Write down each entry again, exactly as it reads.

··· Data provided ···

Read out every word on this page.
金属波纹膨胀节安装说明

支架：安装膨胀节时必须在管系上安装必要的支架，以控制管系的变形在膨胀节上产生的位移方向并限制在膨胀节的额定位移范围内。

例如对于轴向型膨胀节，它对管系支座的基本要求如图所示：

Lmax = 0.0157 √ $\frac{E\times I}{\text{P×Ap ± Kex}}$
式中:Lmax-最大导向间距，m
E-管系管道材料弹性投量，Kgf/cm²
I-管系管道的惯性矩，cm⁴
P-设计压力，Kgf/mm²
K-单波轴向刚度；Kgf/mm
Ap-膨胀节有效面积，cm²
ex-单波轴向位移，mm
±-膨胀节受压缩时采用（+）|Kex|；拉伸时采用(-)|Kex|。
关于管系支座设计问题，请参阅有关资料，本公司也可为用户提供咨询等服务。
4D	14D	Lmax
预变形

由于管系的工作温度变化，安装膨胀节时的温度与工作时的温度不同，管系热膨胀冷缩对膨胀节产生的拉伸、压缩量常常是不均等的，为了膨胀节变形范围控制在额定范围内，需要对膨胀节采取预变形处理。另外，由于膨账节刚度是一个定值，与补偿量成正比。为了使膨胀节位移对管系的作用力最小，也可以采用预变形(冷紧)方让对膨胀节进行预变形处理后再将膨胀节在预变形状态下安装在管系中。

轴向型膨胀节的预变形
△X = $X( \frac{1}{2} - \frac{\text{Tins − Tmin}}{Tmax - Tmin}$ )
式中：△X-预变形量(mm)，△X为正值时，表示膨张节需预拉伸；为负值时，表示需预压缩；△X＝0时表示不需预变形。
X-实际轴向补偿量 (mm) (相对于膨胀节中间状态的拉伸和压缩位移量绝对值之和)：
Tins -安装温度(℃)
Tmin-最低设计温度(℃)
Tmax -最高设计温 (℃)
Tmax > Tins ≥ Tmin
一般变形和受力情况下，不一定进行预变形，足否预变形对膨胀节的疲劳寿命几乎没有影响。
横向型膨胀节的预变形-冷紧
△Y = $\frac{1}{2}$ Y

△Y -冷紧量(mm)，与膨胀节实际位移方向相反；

···

• Solution to this problem:
Read out every word on this page.
金属波纹膨胀节安装说明

支架：安装膨胀节时必须在管系上安装必要的支架，以控制管系的变形在膨胀节上产生的位移方向并限制在膨胀节的额定位移范围内。

例如对于轴向型膨胀节，它对管系支座的基本要求如图所示：

Lmax = 0.0157 √ $\frac{E\times I}{\text{P×Ap ± Kex}}$
式中:Lmax-最大导向间距，m
E-管系管道材料弹性投量，Kgf/cm²
I-管系管道的惯性矩，cm⁴
P-设计压力，Kgf/mm²
K-单波轴向刚度；Kgf/mm
Ap-膨胀节有效面积，cm²
ex-单波轴向位移，mm
±-膨胀节受压缩时采用（+）|Kex|；拉伸时采用(-)|Kex|。
关于管系支座设计问题，请参阅有关资料，本公司也可为用户提供咨询等服务。
4D	14D	Lmax
预变形

由于管系的工作温度变化，安装膨胀节时的温度与工作时的温度不同，管系热膨胀冷缩对膨胀节产生的拉伸、压缩量常常是不均等的，为了膨胀节变形范围控制在额定范围内，需要对膨胀节采取预变形处理。另外，由于膨账节刚度是一个定值，与补偿量成正比。为了使膨胀节位移对管系的作用力最小，也可以采用预变形(冷紧)方让对膨胀节进行预变形处理后再将膨胀节在预变形状态下安装在管系中。

轴向型膨胀节的预变形
△X = $X( \frac{1}{2} - \frac{\text{Tins − Tmin}}{Tmax - Tmin}$ )
式中：△X-预变形量(mm)，△X为正值时，表示膨张节需预拉伸；为负值时，表示需预压缩；△X＝0时表示不需预变形。
X-实际轴向补偿量 (mm) (相对于膨胀节中间状态的拉伸和压缩位移量绝对值之和)：
Tins -安装温度(℃)
Tmin-最低设计温度(℃)
Tmax -最高设计温 (℃)
Tmax > Tins ≥ Tmin
一般变形和受力情况下，不一定进行预变形，足否预变形对膨胀节的疲劳寿命几乎没有影响。
横向型膨胀节的预变形-冷紧
△Y = $\frac{1}{2}$ Y

△Y -冷紧量(mm)，与膨胀节实际位移方向相反；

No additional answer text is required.